> [OBJECTIVE]: Return each line of the listing below, unchanged, and omit the images.

> [INFORMATION PROVIDED]:

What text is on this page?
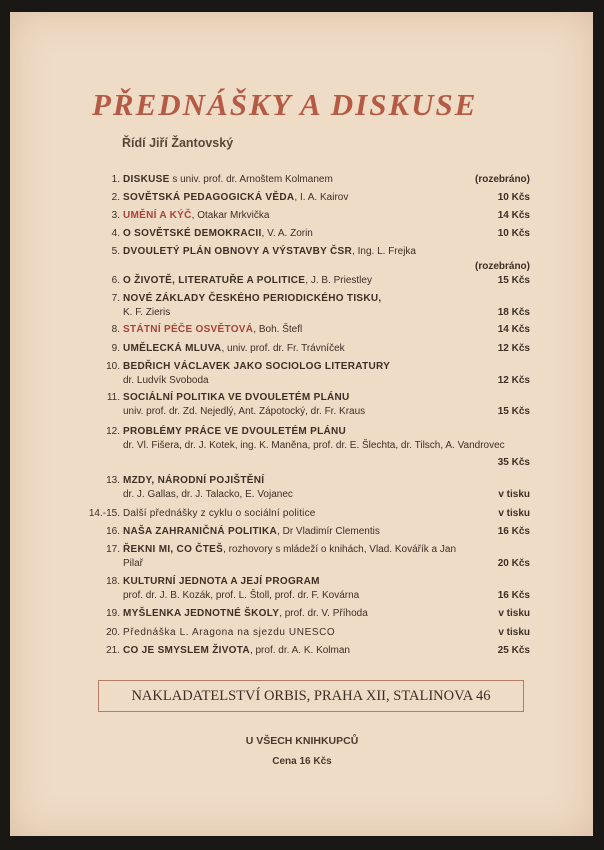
PŘEDNÁŠKY A DISKUSE
Řídí Jiří Žantovský
1. DISKUSE s univ. prof. dr. Arnoštem Kolmanem	(rozebráno)
2. SOVĚTSKÁ PEDAGOGICKÁ VĚDA, I. A. Kairov	10 Kčs
3. UMĚNÍ A KÝČ, Otakar Mrkvička	14 Kčs
4. O SOVĚTSKÉ DEMOKRACII, V. A. Zorin	10 Kčs
5. DVOULETÝ PLÁN OBNOVY A VÝSTAVBY ČSR, Ing. L. Frejka
(rozebráno)
6. O ŽIVOTĚ, LITERATUŘE A POLITICE, J. B. Priestley	15 Kčs
7. NOVÉ ZÁKLADY ČESKÉHO PERIODICKÉHO TISKU,
K. F. Zieris	18 Kčs
8. STÁTNÍ PÉČE OSVĚTOVÁ, Boh. Štefl	14 Kčs
9. UMĚLECKÁ MLUVA, univ. prof. dr. Fr. Trávníček	12 Kčs
10. BEDŘICH VÁCLAVEK JAKO SOCIOLOG LITERATURY
dr. Ludvík Svoboda	12 Kčs
11. SOCIÁLNÍ POLITIKA VE DVOULETÉM PLÁNU
univ. prof. dr. Zd. Nejedlý, Ant. Zápotocký, dr. Fr. Kraus	15 Kčs
12. PROBLÉMY PRÁCE VE DVOULETÉM PLÁNU
dr. Vl. Fišera, dr. J. Kotek, ing. K. Maněna, prof. dr. E. Šlechta, dr. Tilsch, A. Vandrovec
35 Kčs
13. MZDY, NÁRODNÍ POJIŠTĚNÍ
dr. J. Gallas, dr. J. Talacko, E. Vojanec	v tisku
14.-15. Další přednášky z cyklu o sociální politice	v tisku
16. NAŠA ZAHRANIČNÁ POLITIKA, Dr Vladimír Clementis	16 Kčs
17. ŘEKNI MI, CO ČTEŠ, rozhovory s mládeží o knihách, Vlad. Kovářík a Jan Pilař	20 Kčs
18. KULTURNÍ JEDNOTA A JEJÍ PROGRAM
prof. dr. J. B. Kozák, prof. L. Štoll, prof. dr. F. Kovárna	16 Kčs
19. MYŠLENKA JEDNOTNÉ ŠKOLY, prof. dr. V. Příhoda	v tisku
20. Přednáška L. Aragona na sjezdu UNESCO	v tisku
21. CO JE SMYSLEM ŽIVOTA, prof. dr. A. K. Kolman	25 Kčs
NAKLADATELSTVÍ ORBIS, PRAHA XII, STALINOVA 46
U VŠECH KNIHKUPCŮ
Cena 16 Kčs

> [CORRECT RESPONSE]:
What text is on this page?
PŘEDNÁŠKY A DISKUSE
Řídí Jiří Žantovský
1. DISKUSE s univ. prof. dr. Arnoštem Kolmanem	(rozebráno)
2. SOVĚTSKÁ PEDAGOGICKÁ VĚDA, I. A. Kairov	10 Kčs
3. UMĚNÍ A KÝČ, Otakar Mrkvička	14 Kčs
4. O SOVĚTSKÉ DEMOKRACII, V. A. Zorin	10 Kčs
5. DVOULETÝ PLÁN OBNOVY A VÝSTAVBY ČSR, Ing. L. Frejka
(rozebráno)
6. O ŽIVOTĚ, LITERATUŘE A POLITICE, J. B. Priestley	15 Kčs
7. NOVÉ ZÁKLADY ČESKÉHO PERIODICKÉHO TISKU,
K. F. Zieris	18 Kčs
8. STÁTNÍ PÉČE OSVĚTOVÁ, Boh. Štefl	14 Kčs
9. UMĚLECKÁ MLUVA, univ. prof. dr. Fr. Trávníček	12 Kčs
10. BEDŘICH VÁCLAVEK JAKO SOCIOLOG LITERATURY
dr. Ludvík Svoboda	12 Kčs
11. SOCIÁLNÍ POLITIKA VE DVOULETÉM PLÁNU
univ. prof. dr. Zd. Nejedlý, Ant. Zápotocký, dr. Fr. Kraus	15 Kčs
12. PROBLÉMY PRÁCE VE DVOULETÉM PLÁNU
dr. Vl. Fišera, dr. J. Kotek, ing. K. Maněna, prof. dr. E. Šlechta, dr. Tilsch, A. Vandrovec
35 Kčs
13. MZDY, NÁRODNÍ POJIŠTĚNÍ
dr. J. Gallas, dr. J. Talacko, E. Vojanec	v tisku
14.-15. Další přednášky z cyklu o sociální politice	v tisku
16. NAŠA ZAHRANIČNÁ POLITIKA, Dr Vladimír Clementis	16 Kčs
17. ŘEKNI MI, CO ČTEŠ, rozhovory s mládeží o knihách, Vlad. Kovářík a Jan Pilař	20 Kčs
18. KULTURNÍ JEDNOTA A JEJÍ PROGRAM
prof. dr. J. B. Kozák, prof. L. Štoll, prof. dr. F. Kovárna	16 Kčs
19. MYŠLENKA JEDNOTNÉ ŠKOLY, prof. dr. V. Příhoda	v tisku
20. Přednáška L. Aragona na sjezdu UNESCO	v tisku
21. CO JE SMYSLEM ŽIVOTA, prof. dr. A. K. Kolman	25 Kčs
NAKLADATELSTVÍ ORBIS, PRAHA XII, STALINOVA 46
U VŠECH KNIHKUPCŮ
Cena 16 Kčs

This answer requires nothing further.